*** Data rows
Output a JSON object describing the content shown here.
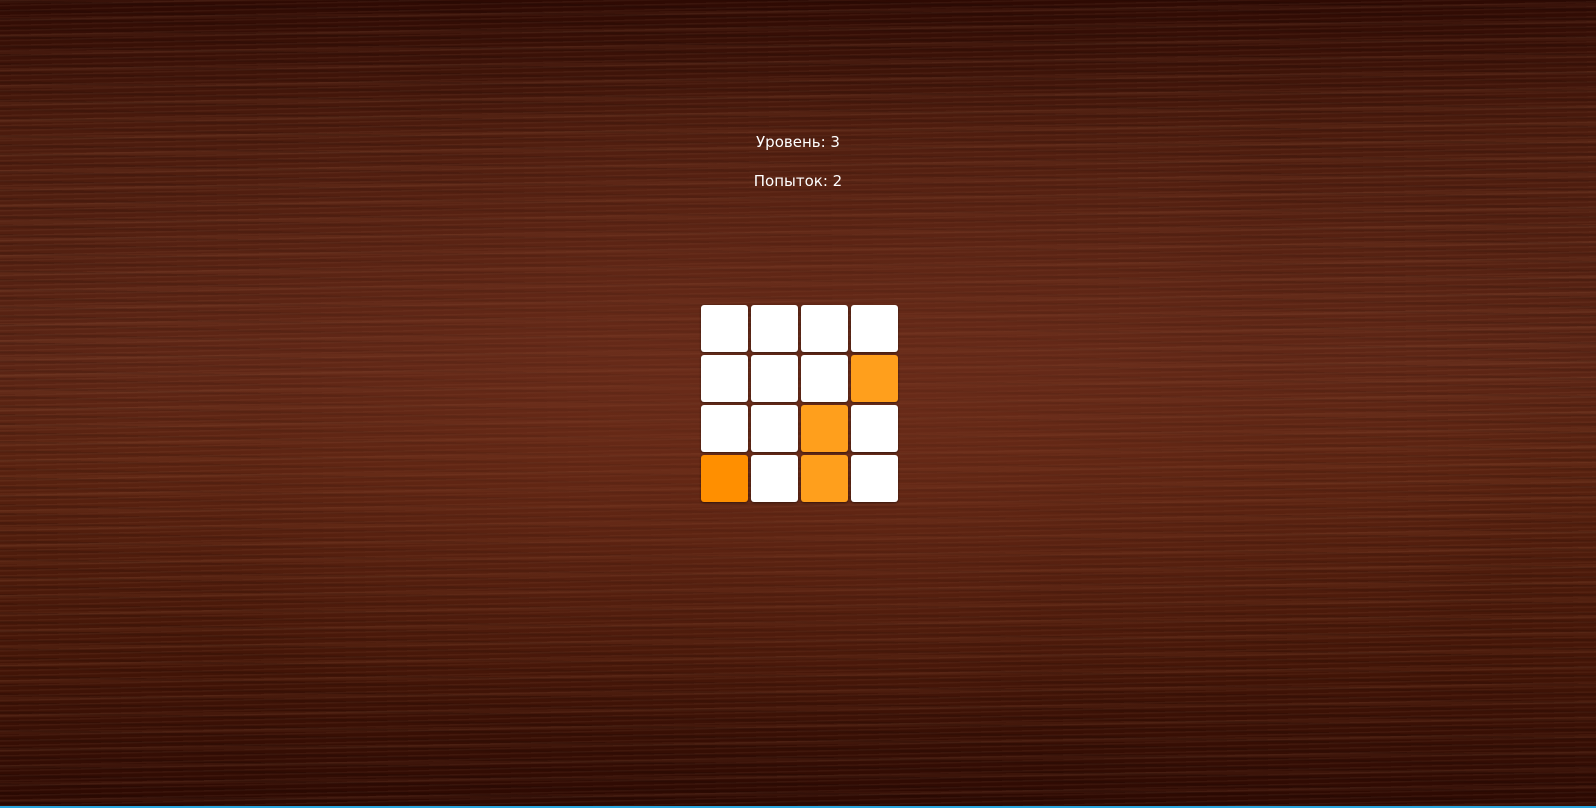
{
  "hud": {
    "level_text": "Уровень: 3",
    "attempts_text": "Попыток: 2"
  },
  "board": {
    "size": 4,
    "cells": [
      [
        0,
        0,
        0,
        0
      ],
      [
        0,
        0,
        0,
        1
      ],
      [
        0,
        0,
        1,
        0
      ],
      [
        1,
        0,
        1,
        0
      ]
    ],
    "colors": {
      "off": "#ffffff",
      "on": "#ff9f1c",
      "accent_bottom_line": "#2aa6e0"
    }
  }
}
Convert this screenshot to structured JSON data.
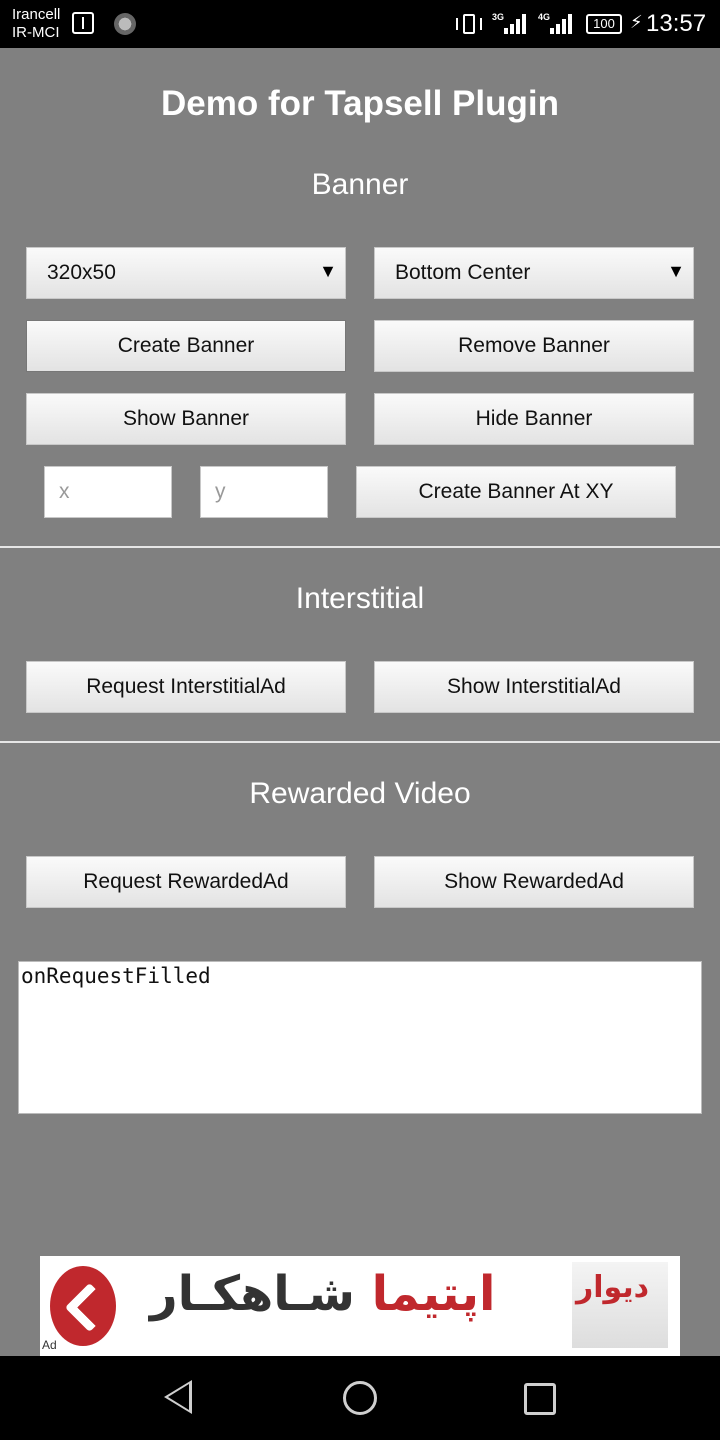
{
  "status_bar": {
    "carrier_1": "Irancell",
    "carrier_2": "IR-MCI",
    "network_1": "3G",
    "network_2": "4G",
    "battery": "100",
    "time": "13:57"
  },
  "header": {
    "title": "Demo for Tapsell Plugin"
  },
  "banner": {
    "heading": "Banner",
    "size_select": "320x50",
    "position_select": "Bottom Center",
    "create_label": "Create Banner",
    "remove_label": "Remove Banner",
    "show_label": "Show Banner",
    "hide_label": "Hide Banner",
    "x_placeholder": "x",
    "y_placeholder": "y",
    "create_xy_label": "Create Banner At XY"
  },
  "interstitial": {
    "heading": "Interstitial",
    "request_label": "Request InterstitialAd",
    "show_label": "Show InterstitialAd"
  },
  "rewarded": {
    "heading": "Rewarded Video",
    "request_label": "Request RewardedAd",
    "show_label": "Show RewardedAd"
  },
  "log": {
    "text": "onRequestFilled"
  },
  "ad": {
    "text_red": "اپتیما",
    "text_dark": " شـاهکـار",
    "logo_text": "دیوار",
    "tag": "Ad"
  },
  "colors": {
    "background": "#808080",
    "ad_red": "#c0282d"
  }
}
******
The task
Return each line of the data, keeping its wording exact and omitting pictures.

Result
Output a JSON object describing the content shown here.
{
  "hud": {
    "level_text": "Уровень: 3",
    "attempts_text": "Попыток: 2"
  },
  "board": {
    "size": 4,
    "cells": [
      [
        0,
        0,
        0,
        0
      ],
      [
        0,
        0,
        0,
        1
      ],
      [
        0,
        0,
        1,
        0
      ],
      [
        1,
        0,
        1,
        0
      ]
    ],
    "colors": {
      "off": "#ffffff",
      "on": "#ff9f1c",
      "accent_bottom_line": "#2aa6e0"
    }
  }
}
Convert this screenshot to structured JSON data.
{
  "status_bar": {
    "carrier_1": "Irancell",
    "carrier_2": "IR-MCI",
    "network_1": "3G",
    "network_2": "4G",
    "battery": "100",
    "time": "13:57"
  },
  "header": {
    "title": "Demo for Tapsell Plugin"
  },
  "banner": {
    "heading": "Banner",
    "size_select": "320x50",
    "position_select": "Bottom Center",
    "create_label": "Create Banner",
    "remove_label": "Remove Banner",
    "show_label": "Show Banner",
    "hide_label": "Hide Banner",
    "x_placeholder": "x",
    "y_placeholder": "y",
    "create_xy_label": "Create Banner At XY"
  },
  "interstitial": {
    "heading": "Interstitial",
    "request_label": "Request InterstitialAd",
    "show_label": "Show InterstitialAd"
  },
  "rewarded": {
    "heading": "Rewarded Video",
    "request_label": "Request RewardedAd",
    "show_label": "Show RewardedAd"
  },
  "log": {
    "text": "onRequestFilled"
  },
  "ad": {
    "text_red": "اپتیما",
    "text_dark": " شـاهکـار",
    "logo_text": "دیوار",
    "tag": "Ad"
  },
  "colors": {
    "background": "#808080",
    "ad_red": "#c0282d"
  }
}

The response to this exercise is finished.